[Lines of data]
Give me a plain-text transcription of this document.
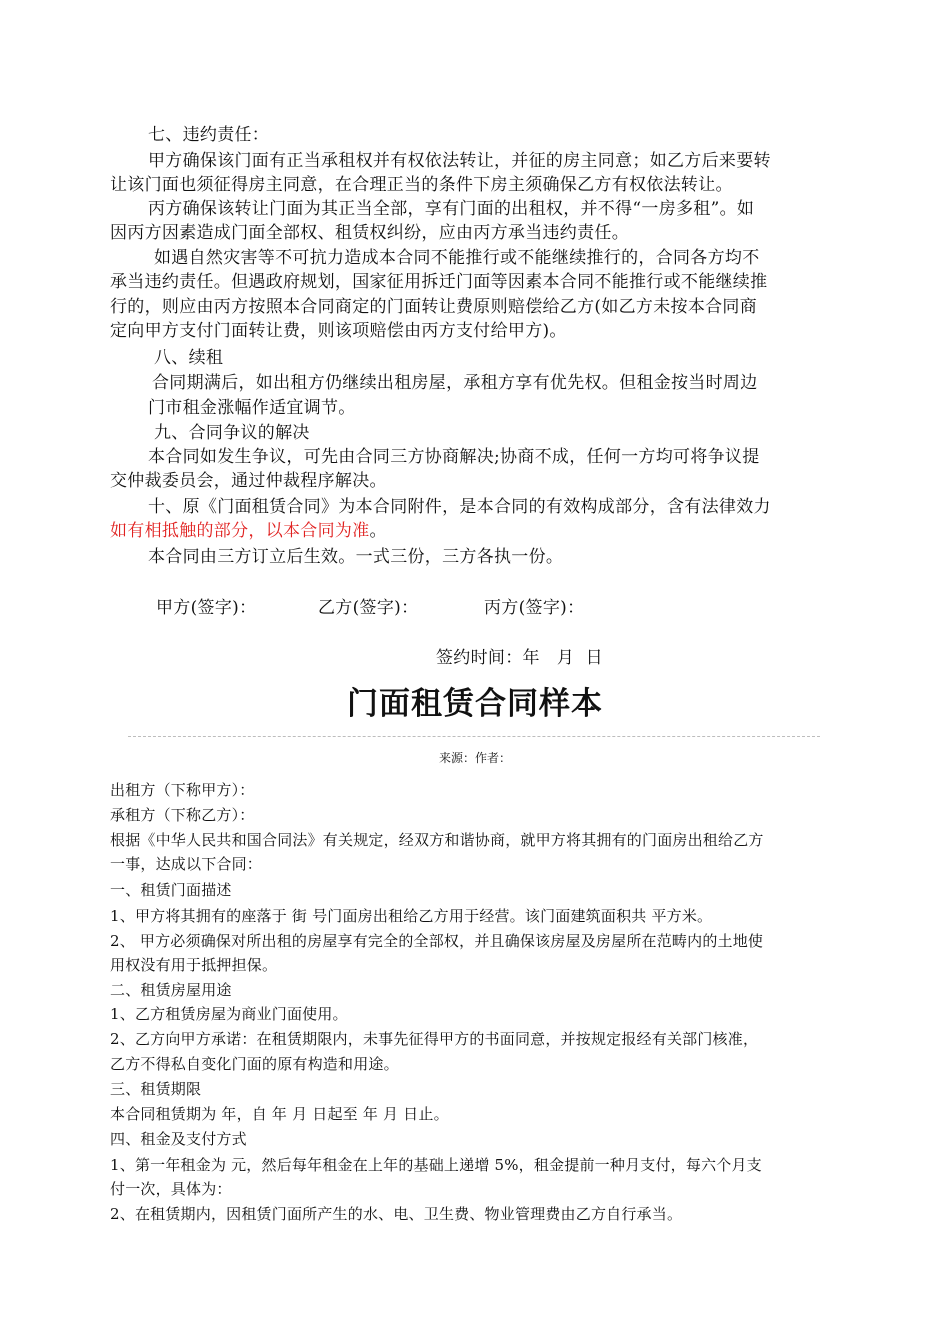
七、违约责任：
甲方确保该门面有正当承租权并有权依法转让，并征的房主同意；如乙方后来要转
让该门面也须征得房主同意，在合理正当的条件下房主须确保乙方有权依法转让。
丙方确保该转让门面为其正当全部，享有门面的出租权，并不得“一房多租”。如
因丙方因素造成门面全部权、租赁权纠纷，应由丙方承当违约责任。
如遇自然灾害等不可抗力造成本合同不能推行或不能继续推行的，合同各方均不
承当违约责任。但遇政府规划，国家征用拆迁门面等因素本合同不能推行或不能继续推
行的，则应由丙方按照本合同商定的门面转让费原则赔偿给乙方(如乙方未按本合同商
定向甲方支付门面转让费，则该项赔偿由丙方支付给甲方)。
八、续租
合同期满后，如出租方仍继续出租房屋，承租方享有优先权。但租金按当时周边
门市租金涨幅作适宜调节。
九、合同争议的解决
本合同如发生争议，可先由合同三方协商解决;协商不成，任何一方均可将争议提
交仲裁委员会，通过仲裁程序解决。
十、原《门面租赁合同》为本合同附件，是本合同的有效构成部分，含有法律效力
如有相抵触的部分，以本合同为准。
本合同由三方订立后生效。一式三份，三方各执一份。
甲方(签字)：	乙方(签字)：	丙方(签字)：
签约时间：年   月  日
门面租赁合同样本
来源：作者：
出租方（下称甲方）：
承租方（下称乙方）：
根据《中华人民共和国合同法》有关规定，经双方和谐协商，就甲方将其拥有的门面房出租给乙方
一事，达成以下合同：
一、租赁门面描述
1、甲方将其拥有的座落于 街 号门面房出租给乙方用于经营。该门面建筑面积共 平方米。
2、 甲方必须确保对所出租的房屋享有完全的全部权，并且确保该房屋及房屋所在范畴内的土地使
用权没有用于抵押担保。
二、租赁房屋用途
1、乙方租赁房屋为商业门面使用。
2、乙方向甲方承诺：在租赁期限内，未事先征得甲方的书面同意，并按规定报经有关部门核准，
乙方不得私自变化门面的原有构造和用途。
三、租赁期限
本合同租赁期为 年，自 年 月 日起至 年 月 日止。
四、租金及支付方式
1、第一年租金为 元，然后每年租金在上年的基础上递增 5%，租金提前一种月支付，每六个月支
付一次，具体为：
2、在租赁期内，因租赁门面所产生的水、电、卫生费、物业管理费由乙方自行承当。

- _PROBLEM_
Omit every picture, then reproduce the rest of the listing exactly.

- _OUTPUT OF THE TASK_
Give me a plain-text transcription of this document.
七、违约责任：
甲方确保该门面有正当承租权并有权依法转让，并征的房主同意；如乙方后来要转
让该门面也须征得房主同意，在合理正当的条件下房主须确保乙方有权依法转让。
丙方确保该转让门面为其正当全部，享有门面的出租权，并不得“一房多租”。如
因丙方因素造成门面全部权、租赁权纠纷，应由丙方承当违约责任。
如遇自然灾害等不可抗力造成本合同不能推行或不能继续推行的，合同各方均不
承当违约责任。但遇政府规划，国家征用拆迁门面等因素本合同不能推行或不能继续推
行的，则应由丙方按照本合同商定的门面转让费原则赔偿给乙方(如乙方未按本合同商
定向甲方支付门面转让费，则该项赔偿由丙方支付给甲方)。
八、续租
合同期满后，如出租方仍继续出租房屋，承租方享有优先权。但租金按当时周边
门市租金涨幅作适宜调节。
九、合同争议的解决
本合同如发生争议，可先由合同三方协商解决;协商不成，任何一方均可将争议提
交仲裁委员会，通过仲裁程序解决。
十、原《门面租赁合同》为本合同附件，是本合同的有效构成部分，含有法律效力
如有相抵触的部分，以本合同为准。
本合同由三方订立后生效。一式三份，三方各执一份。
甲方(签字)：	乙方(签字)：	丙方(签字)：
签约时间：年   月  日
门面租赁合同样本
来源：作者：
出租方（下称甲方）：
承租方（下称乙方）：
根据《中华人民共和国合同法》有关规定，经双方和谐协商，就甲方将其拥有的门面房出租给乙方
一事，达成以下合同：
一、租赁门面描述
1、甲方将其拥有的座落于 街 号门面房出租给乙方用于经营。该门面建筑面积共 平方米。
2、 甲方必须确保对所出租的房屋享有完全的全部权，并且确保该房屋及房屋所在范畴内的土地使
用权没有用于抵押担保。
二、租赁房屋用途
1、乙方租赁房屋为商业门面使用。
2、乙方向甲方承诺：在租赁期限内，未事先征得甲方的书面同意，并按规定报经有关部门核准，
乙方不得私自变化门面的原有构造和用途。
三、租赁期限
本合同租赁期为 年，自 年 月 日起至 年 月 日止。
四、租金及支付方式
1、第一年租金为 元，然后每年租金在上年的基础上递增 5%，租金提前一种月支付，每六个月支
付一次，具体为：
2、在租赁期内，因租赁门面所产生的水、电、卫生费、物业管理费由乙方自行承当。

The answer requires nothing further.